┌────────

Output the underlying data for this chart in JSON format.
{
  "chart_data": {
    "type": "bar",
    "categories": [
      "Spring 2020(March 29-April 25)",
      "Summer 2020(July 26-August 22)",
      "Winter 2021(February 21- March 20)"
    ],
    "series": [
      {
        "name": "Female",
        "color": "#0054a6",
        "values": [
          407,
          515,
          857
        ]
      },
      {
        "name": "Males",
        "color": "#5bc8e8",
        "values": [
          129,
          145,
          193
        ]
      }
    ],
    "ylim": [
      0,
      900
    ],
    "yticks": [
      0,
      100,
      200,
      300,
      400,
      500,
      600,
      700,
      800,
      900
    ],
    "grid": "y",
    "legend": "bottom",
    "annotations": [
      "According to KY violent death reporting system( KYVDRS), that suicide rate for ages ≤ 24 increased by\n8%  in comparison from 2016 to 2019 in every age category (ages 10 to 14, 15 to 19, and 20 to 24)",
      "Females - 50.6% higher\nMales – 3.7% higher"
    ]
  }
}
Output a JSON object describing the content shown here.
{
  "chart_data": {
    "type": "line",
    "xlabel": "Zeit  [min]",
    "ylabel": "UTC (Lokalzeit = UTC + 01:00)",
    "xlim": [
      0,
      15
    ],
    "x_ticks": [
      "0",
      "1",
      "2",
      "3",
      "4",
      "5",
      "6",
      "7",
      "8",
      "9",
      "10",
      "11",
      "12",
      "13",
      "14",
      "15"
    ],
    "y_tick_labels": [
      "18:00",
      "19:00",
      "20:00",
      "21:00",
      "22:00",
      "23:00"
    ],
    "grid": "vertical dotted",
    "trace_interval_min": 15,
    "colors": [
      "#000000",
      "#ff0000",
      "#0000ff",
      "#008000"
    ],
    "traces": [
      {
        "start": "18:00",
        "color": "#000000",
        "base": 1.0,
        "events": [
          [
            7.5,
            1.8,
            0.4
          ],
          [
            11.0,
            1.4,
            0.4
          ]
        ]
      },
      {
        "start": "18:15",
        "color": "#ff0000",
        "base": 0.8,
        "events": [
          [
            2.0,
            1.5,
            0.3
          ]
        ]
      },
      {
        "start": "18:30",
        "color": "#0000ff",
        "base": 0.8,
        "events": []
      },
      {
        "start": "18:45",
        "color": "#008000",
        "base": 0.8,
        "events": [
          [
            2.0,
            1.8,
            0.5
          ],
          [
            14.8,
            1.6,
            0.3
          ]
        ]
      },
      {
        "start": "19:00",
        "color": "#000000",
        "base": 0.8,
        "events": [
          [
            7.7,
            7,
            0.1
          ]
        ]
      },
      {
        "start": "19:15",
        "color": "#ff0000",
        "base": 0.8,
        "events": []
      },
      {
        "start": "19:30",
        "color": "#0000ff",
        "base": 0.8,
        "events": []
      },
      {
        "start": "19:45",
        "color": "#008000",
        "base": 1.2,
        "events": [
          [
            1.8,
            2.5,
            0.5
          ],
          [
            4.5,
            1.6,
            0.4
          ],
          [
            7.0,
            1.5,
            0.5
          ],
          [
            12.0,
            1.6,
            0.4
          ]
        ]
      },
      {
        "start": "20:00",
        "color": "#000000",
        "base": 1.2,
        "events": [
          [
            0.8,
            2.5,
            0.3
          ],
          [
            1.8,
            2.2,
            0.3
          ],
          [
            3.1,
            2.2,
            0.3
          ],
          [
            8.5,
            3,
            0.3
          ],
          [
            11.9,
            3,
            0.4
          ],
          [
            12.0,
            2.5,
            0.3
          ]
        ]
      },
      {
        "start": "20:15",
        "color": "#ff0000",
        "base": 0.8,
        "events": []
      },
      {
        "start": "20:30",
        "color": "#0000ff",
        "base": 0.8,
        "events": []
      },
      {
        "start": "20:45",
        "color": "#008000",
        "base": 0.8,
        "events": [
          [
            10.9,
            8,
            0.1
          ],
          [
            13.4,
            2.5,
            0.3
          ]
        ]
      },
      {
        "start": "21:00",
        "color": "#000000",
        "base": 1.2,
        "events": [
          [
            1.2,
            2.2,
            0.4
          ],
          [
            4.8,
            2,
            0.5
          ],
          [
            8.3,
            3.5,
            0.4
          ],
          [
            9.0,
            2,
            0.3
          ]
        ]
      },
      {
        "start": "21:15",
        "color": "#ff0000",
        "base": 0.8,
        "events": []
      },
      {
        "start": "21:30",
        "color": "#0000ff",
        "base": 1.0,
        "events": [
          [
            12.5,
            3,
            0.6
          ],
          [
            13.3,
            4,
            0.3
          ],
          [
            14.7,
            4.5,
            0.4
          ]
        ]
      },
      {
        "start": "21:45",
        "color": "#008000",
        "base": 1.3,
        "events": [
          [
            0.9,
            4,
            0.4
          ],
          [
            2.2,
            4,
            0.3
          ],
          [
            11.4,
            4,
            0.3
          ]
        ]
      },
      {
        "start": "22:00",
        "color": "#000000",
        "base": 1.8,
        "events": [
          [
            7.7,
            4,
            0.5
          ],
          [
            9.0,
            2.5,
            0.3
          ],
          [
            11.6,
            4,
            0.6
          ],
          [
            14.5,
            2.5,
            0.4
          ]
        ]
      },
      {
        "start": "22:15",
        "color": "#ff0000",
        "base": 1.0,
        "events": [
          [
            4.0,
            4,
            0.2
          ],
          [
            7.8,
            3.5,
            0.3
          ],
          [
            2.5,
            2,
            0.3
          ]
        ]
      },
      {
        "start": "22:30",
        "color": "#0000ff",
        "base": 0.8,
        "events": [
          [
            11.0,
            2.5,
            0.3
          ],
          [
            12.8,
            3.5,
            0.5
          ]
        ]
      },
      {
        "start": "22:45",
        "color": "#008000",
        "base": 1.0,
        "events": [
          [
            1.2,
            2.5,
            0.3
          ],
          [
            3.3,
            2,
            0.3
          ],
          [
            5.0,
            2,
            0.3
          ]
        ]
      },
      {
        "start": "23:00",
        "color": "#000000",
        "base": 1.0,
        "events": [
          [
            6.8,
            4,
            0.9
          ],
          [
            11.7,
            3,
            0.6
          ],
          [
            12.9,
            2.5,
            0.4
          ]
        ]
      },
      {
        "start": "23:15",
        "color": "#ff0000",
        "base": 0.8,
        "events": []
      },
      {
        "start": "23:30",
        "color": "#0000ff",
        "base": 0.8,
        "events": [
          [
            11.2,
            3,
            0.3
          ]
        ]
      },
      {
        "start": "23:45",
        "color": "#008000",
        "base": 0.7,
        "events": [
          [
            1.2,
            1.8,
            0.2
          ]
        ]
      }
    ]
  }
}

└────────

# [Given problem]
Output the listing above exactly as it appears.

# [Solution to the exercise]
Output the underlying data for this chart in JSON format.
{
  "chart_data": {
    "type": "bar",
    "categories": [
      "Spring 2020(March 29-April 25)",
      "Summer 2020(July 26-August 22)",
      "Winter 2021(February 21- March 20)"
    ],
    "series": [
      {
        "name": "Female",
        "color": "#0054a6",
        "values": [
          407,
          515,
          857
        ]
      },
      {
        "name": "Males",
        "color": "#5bc8e8",
        "values": [
          129,
          145,
          193
        ]
      }
    ],
    "ylim": [
      0,
      900
    ],
    "yticks": [
      0,
      100,
      200,
      300,
      400,
      500,
      600,
      700,
      800,
      900
    ],
    "grid": "y",
    "legend": "bottom",
    "annotations": [
      "According to KY violent death reporting system( KYVDRS), that suicide rate for ages ≤ 24 increased by\n8%  in comparison from 2016 to 2019 in every age category (ages 10 to 14, 15 to 19, and 20 to 24)",
      "Females - 50.6% higher\nMales – 3.7% higher"
    ]
  }
}
Output a JSON object describing the content shown here.
{
  "chart_data": {
    "type": "line",
    "xlabel": "Zeit  [min]",
    "ylabel": "UTC (Lokalzeit = UTC + 01:00)",
    "xlim": [
      0,
      15
    ],
    "x_ticks": [
      "0",
      "1",
      "2",
      "3",
      "4",
      "5",
      "6",
      "7",
      "8",
      "9",
      "10",
      "11",
      "12",
      "13",
      "14",
      "15"
    ],
    "y_tick_labels": [
      "18:00",
      "19:00",
      "20:00",
      "21:00",
      "22:00",
      "23:00"
    ],
    "grid": "vertical dotted",
    "trace_interval_min": 15,
    "colors": [
      "#000000",
      "#ff0000",
      "#0000ff",
      "#008000"
    ],
    "traces": [
      {
        "start": "18:00",
        "color": "#000000",
        "base": 1.0,
        "events": [
          [
            7.5,
            1.8,
            0.4
          ],
          [
            11.0,
            1.4,
            0.4
          ]
        ]
      },
      {
        "start": "18:15",
        "color": "#ff0000",
        "base": 0.8,
        "events": [
          [
            2.0,
            1.5,
            0.3
          ]
        ]
      },
      {
        "start": "18:30",
        "color": "#0000ff",
        "base": 0.8,
        "events": []
      },
      {
        "start": "18:45",
        "color": "#008000",
        "base": 0.8,
        "events": [
          [
            2.0,
            1.8,
            0.5
          ],
          [
            14.8,
            1.6,
            0.3
          ]
        ]
      },
      {
        "start": "19:00",
        "color": "#000000",
        "base": 0.8,
        "events": [
          [
            7.7,
            7,
            0.1
          ]
        ]
      },
      {
        "start": "19:15",
        "color": "#ff0000",
        "base": 0.8,
        "events": []
      },
      {
        "start": "19:30",
        "color": "#0000ff",
        "base": 0.8,
        "events": []
      },
      {
        "start": "19:45",
        "color": "#008000",
        "base": 1.2,
        "events": [
          [
            1.8,
            2.5,
            0.5
          ],
          [
            4.5,
            1.6,
            0.4
          ],
          [
            7.0,
            1.5,
            0.5
          ],
          [
            12.0,
            1.6,
            0.4
          ]
        ]
      },
      {
        "start": "20:00",
        "color": "#000000",
        "base": 1.2,
        "events": [
          [
            0.8,
            2.5,
            0.3
          ],
          [
            1.8,
            2.2,
            0.3
          ],
          [
            3.1,
            2.2,
            0.3
          ],
          [
            8.5,
            3,
            0.3
          ],
          [
            11.9,
            3,
            0.4
          ],
          [
            12.0,
            2.5,
            0.3
          ]
        ]
      },
      {
        "start": "20:15",
        "color": "#ff0000",
        "base": 0.8,
        "events": []
      },
      {
        "start": "20:30",
        "color": "#0000ff",
        "base": 0.8,
        "events": []
      },
      {
        "start": "20:45",
        "color": "#008000",
        "base": 0.8,
        "events": [
          [
            10.9,
            8,
            0.1
          ],
          [
            13.4,
            2.5,
            0.3
          ]
        ]
      },
      {
        "start": "21:00",
        "color": "#000000",
        "base": 1.2,
        "events": [
          [
            1.2,
            2.2,
            0.4
          ],
          [
            4.8,
            2,
            0.5
          ],
          [
            8.3,
            3.5,
            0.4
          ],
          [
            9.0,
            2,
            0.3
          ]
        ]
      },
      {
        "start": "21:15",
        "color": "#ff0000",
        "base": 0.8,
        "events": []
      },
      {
        "start": "21:30",
        "color": "#0000ff",
        "base": 1.0,
        "events": [
          [
            12.5,
            3,
            0.6
          ],
          [
            13.3,
            4,
            0.3
          ],
          [
            14.7,
            4.5,
            0.4
          ]
        ]
      },
      {
        "start": "21:45",
        "color": "#008000",
        "base": 1.3,
        "events": [
          [
            0.9,
            4,
            0.4
          ],
          [
            2.2,
            4,
            0.3
          ],
          [
            11.4,
            4,
            0.3
          ]
        ]
      },
      {
        "start": "22:00",
        "color": "#000000",
        "base": 1.8,
        "events": [
          [
            7.7,
            4,
            0.5
          ],
          [
            9.0,
            2.5,
            0.3
          ],
          [
            11.6,
            4,
            0.6
          ],
          [
            14.5,
            2.5,
            0.4
          ]
        ]
      },
      {
        "start": "22:15",
        "color": "#ff0000",
        "base": 1.0,
        "events": [
          [
            4.0,
            4,
            0.2
          ],
          [
            7.8,
            3.5,
            0.3
          ],
          [
            2.5,
            2,
            0.3
          ]
        ]
      },
      {
        "start": "22:30",
        "color": "#0000ff",
        "base": 0.8,
        "events": [
          [
            11.0,
            2.5,
            0.3
          ],
          [
            12.8,
            3.5,
            0.5
          ]
        ]
      },
      {
        "start": "22:45",
        "color": "#008000",
        "base": 1.0,
        "events": [
          [
            1.2,
            2.5,
            0.3
          ],
          [
            3.3,
            2,
            0.3
          ],
          [
            5.0,
            2,
            0.3
          ]
        ]
      },
      {
        "start": "23:00",
        "color": "#000000",
        "base": 1.0,
        "events": [
          [
            6.8,
            4,
            0.9
          ],
          [
            11.7,
            3,
            0.6
          ],
          [
            12.9,
            2.5,
            0.4
          ]
        ]
      },
      {
        "start": "23:15",
        "color": "#ff0000",
        "base": 0.8,
        "events": []
      },
      {
        "start": "23:30",
        "color": "#0000ff",
        "base": 0.8,
        "events": [
          [
            11.2,
            3,
            0.3
          ]
        ]
      },
      {
        "start": "23:45",
        "color": "#008000",
        "base": 0.7,
        "events": [
          [
            1.2,
            1.8,
            0.2
          ]
        ]
      }
    ]
  }
}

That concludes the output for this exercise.